Pull out every line containing the string "السيد".
[START DATA SUPPLIED]
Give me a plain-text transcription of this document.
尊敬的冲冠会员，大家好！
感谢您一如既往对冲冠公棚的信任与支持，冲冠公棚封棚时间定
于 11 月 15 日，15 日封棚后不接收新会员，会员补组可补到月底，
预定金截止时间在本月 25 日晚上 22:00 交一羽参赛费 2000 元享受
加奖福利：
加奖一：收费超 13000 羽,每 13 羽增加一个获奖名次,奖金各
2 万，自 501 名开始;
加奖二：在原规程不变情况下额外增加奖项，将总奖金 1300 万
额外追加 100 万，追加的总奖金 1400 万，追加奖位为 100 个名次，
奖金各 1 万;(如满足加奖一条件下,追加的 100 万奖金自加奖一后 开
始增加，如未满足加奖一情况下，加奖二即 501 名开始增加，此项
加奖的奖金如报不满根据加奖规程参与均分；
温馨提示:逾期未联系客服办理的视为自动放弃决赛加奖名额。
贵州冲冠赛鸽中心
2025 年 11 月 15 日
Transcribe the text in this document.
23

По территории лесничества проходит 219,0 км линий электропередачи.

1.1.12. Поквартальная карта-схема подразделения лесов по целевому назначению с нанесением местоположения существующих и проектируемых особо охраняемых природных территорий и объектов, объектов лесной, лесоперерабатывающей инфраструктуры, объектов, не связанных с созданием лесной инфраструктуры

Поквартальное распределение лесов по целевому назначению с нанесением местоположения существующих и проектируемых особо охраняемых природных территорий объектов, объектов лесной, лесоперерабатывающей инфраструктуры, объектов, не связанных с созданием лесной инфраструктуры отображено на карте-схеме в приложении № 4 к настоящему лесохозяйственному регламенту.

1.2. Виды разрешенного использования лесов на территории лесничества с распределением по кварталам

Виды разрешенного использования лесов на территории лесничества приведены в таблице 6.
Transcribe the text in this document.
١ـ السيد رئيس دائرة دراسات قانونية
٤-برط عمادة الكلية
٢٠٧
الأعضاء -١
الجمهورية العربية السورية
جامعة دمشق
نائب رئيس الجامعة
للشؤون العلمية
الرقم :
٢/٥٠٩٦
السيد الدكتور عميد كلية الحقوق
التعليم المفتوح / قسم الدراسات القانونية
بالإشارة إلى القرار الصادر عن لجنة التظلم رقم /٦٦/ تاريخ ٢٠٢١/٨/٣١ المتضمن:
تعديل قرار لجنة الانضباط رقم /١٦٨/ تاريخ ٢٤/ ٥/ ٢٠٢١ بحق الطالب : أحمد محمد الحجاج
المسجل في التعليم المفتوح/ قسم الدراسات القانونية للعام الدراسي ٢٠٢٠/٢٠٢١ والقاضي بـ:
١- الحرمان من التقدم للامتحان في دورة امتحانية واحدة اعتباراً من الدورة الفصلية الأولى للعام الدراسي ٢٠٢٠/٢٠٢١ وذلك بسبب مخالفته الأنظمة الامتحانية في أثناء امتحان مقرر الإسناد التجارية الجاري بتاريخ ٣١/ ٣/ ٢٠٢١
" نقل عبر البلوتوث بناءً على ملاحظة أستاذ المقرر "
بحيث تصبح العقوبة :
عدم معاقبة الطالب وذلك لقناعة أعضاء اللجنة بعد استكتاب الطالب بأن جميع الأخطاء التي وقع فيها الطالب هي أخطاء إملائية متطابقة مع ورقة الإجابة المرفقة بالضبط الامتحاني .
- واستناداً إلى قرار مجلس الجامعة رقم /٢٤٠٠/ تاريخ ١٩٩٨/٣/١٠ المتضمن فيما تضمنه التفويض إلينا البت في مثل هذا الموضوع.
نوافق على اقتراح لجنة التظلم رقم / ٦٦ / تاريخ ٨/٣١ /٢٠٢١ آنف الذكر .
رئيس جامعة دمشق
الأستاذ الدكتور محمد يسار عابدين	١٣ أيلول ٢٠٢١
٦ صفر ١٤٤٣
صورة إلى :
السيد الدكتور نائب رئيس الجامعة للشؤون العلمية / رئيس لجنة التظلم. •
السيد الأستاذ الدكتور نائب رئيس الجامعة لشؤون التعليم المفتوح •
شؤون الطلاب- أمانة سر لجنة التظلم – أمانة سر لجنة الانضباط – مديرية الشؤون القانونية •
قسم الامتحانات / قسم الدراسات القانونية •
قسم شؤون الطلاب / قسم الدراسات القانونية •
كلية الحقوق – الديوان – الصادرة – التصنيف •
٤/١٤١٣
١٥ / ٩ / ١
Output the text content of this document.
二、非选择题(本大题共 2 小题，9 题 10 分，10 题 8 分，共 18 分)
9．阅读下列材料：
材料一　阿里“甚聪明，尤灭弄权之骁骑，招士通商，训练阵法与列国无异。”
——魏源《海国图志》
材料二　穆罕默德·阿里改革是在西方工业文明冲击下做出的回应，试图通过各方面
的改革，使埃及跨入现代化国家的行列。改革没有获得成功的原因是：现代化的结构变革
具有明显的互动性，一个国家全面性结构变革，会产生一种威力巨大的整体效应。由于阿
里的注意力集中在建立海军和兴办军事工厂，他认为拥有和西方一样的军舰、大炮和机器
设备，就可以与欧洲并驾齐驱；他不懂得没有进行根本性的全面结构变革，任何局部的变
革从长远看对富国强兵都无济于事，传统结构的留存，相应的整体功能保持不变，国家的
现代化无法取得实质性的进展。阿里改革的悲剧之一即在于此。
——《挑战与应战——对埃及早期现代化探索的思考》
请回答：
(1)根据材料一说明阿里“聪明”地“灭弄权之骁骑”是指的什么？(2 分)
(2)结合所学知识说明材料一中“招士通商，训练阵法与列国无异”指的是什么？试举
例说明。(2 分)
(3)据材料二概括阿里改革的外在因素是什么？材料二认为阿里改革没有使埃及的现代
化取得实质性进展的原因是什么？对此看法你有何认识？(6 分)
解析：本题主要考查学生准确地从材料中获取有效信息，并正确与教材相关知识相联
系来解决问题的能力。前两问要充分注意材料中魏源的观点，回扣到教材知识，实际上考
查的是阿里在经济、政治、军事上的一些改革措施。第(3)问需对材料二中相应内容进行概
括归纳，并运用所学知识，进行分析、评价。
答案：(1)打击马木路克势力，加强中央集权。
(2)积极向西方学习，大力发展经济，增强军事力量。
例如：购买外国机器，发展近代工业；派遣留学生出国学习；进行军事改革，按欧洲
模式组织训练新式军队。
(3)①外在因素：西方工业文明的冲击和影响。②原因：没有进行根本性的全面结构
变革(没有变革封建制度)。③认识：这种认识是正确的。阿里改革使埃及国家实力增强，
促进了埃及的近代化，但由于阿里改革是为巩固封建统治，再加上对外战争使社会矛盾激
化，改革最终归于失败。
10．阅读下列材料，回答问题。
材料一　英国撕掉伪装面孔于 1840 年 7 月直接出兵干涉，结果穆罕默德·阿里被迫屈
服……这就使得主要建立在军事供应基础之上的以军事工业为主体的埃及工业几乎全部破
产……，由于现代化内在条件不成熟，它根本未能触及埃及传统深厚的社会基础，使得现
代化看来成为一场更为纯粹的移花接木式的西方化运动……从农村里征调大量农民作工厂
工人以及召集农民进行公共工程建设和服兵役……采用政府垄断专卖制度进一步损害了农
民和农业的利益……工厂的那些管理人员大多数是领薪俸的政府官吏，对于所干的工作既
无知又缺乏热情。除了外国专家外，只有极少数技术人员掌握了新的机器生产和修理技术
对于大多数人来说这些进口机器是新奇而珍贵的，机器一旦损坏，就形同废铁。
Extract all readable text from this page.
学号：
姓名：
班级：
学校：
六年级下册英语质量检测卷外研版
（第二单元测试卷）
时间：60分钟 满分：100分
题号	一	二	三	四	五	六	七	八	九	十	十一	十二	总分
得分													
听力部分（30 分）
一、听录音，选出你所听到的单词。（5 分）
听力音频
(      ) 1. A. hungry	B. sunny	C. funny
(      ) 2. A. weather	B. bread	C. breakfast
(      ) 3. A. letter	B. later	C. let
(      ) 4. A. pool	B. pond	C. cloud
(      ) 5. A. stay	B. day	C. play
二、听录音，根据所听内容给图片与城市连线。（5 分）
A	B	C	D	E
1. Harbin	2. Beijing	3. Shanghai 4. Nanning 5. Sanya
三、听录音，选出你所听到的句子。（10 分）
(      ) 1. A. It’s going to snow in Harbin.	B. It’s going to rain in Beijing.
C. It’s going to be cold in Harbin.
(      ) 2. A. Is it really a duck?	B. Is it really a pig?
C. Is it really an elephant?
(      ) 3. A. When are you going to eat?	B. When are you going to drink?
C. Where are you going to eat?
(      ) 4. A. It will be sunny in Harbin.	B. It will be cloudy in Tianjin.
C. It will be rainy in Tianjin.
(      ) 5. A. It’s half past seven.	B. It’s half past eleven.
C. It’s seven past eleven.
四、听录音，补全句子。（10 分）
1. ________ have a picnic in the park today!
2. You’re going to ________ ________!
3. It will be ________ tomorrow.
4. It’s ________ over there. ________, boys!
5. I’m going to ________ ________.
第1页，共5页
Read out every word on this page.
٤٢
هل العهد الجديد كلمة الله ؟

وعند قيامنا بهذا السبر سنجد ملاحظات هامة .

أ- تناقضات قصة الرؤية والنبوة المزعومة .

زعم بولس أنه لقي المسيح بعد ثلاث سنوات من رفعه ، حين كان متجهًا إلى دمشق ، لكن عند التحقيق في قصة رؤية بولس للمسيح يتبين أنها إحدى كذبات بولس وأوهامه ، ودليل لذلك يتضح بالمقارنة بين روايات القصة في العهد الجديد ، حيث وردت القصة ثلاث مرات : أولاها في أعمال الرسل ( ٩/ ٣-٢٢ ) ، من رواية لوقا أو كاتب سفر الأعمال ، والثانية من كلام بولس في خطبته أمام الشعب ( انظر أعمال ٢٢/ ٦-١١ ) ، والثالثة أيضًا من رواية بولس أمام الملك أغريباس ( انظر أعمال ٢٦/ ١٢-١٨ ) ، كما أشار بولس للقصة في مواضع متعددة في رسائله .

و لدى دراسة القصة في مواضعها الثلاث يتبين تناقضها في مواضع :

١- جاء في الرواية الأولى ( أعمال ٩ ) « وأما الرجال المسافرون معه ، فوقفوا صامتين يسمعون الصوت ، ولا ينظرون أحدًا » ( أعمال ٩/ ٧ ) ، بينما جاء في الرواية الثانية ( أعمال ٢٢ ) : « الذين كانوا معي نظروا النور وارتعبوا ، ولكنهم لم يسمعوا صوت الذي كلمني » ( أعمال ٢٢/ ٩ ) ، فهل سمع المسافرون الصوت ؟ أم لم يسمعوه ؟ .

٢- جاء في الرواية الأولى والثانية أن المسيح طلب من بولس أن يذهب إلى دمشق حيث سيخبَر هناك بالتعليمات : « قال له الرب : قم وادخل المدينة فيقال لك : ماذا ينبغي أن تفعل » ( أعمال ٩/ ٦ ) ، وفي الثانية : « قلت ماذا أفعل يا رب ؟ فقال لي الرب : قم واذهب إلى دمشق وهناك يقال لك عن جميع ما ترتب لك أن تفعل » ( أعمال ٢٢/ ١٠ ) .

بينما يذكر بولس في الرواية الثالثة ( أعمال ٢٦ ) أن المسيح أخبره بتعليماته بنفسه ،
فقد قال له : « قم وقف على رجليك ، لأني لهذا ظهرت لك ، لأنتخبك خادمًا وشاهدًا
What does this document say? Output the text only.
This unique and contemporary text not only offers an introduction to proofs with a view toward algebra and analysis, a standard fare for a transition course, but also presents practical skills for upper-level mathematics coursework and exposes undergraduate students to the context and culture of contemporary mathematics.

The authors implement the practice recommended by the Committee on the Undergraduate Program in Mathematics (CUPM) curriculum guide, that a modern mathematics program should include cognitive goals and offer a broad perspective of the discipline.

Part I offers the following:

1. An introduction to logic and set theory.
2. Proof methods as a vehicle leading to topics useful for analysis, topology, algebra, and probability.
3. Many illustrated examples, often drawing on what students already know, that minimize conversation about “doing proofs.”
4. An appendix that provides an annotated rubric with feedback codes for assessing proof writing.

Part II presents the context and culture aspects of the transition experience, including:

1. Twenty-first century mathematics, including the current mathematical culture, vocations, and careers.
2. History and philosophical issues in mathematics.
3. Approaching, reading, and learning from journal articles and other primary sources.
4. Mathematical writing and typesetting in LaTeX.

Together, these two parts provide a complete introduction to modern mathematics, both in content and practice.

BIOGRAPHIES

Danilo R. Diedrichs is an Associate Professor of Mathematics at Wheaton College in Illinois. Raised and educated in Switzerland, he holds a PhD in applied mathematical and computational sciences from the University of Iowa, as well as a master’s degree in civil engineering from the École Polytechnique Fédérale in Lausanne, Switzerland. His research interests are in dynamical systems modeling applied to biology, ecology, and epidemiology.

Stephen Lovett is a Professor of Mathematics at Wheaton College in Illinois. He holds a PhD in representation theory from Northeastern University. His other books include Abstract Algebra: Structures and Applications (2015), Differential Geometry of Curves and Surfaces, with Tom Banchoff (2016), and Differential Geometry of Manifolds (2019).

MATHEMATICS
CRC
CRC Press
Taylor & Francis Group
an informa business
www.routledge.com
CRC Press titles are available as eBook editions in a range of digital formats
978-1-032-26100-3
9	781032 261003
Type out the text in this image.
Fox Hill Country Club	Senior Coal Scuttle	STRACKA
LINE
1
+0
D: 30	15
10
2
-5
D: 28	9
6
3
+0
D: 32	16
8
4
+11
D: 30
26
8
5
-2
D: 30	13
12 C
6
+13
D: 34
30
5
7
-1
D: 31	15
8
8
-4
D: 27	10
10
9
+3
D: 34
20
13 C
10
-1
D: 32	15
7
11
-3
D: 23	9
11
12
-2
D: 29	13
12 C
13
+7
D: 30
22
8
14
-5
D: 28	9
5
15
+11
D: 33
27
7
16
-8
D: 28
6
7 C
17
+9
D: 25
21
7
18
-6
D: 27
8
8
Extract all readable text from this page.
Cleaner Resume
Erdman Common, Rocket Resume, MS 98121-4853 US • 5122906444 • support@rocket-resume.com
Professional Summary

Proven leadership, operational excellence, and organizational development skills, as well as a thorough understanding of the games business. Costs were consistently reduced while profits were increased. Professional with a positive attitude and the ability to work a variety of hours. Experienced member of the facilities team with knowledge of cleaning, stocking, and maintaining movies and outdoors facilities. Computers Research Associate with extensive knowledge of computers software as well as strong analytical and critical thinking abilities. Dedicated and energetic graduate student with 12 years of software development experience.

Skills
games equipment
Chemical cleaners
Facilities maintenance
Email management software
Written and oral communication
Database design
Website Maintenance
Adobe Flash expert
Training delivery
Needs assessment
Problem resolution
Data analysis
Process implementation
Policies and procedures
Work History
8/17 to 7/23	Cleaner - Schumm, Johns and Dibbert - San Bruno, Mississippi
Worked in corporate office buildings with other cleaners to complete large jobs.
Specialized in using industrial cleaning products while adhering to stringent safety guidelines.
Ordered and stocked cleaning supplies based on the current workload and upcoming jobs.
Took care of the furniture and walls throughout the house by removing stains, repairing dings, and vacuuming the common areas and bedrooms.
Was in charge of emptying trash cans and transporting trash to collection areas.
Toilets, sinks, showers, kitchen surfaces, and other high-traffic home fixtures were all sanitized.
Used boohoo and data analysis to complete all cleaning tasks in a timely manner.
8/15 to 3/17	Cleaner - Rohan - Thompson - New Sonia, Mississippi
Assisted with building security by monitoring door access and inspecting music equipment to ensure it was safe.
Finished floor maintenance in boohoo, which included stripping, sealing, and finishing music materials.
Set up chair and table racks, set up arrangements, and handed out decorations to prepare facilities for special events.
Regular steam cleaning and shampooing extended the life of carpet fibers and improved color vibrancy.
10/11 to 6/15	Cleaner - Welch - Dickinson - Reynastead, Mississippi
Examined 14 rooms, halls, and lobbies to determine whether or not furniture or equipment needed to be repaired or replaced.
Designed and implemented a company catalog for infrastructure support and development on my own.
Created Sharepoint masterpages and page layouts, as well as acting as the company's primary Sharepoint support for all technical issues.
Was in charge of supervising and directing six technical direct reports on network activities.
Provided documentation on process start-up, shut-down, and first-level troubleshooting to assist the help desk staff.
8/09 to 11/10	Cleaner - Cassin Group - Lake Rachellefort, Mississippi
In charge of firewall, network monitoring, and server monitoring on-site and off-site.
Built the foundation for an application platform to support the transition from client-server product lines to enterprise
[END DATA SUPPLIED]
▶ _TASK OUTPUT_
١ـ السيد رئيس دائرة دراسات قانونية
السيد الدكتور عميد كلية الحقوق
السيد الدكتور نائب رئيس الجامعة للشؤون العلمية / رئيس لجنة التظلم. •
السيد الأستاذ الدكتور نائب رئيس الجامعة لشؤون التعليم المفتوح •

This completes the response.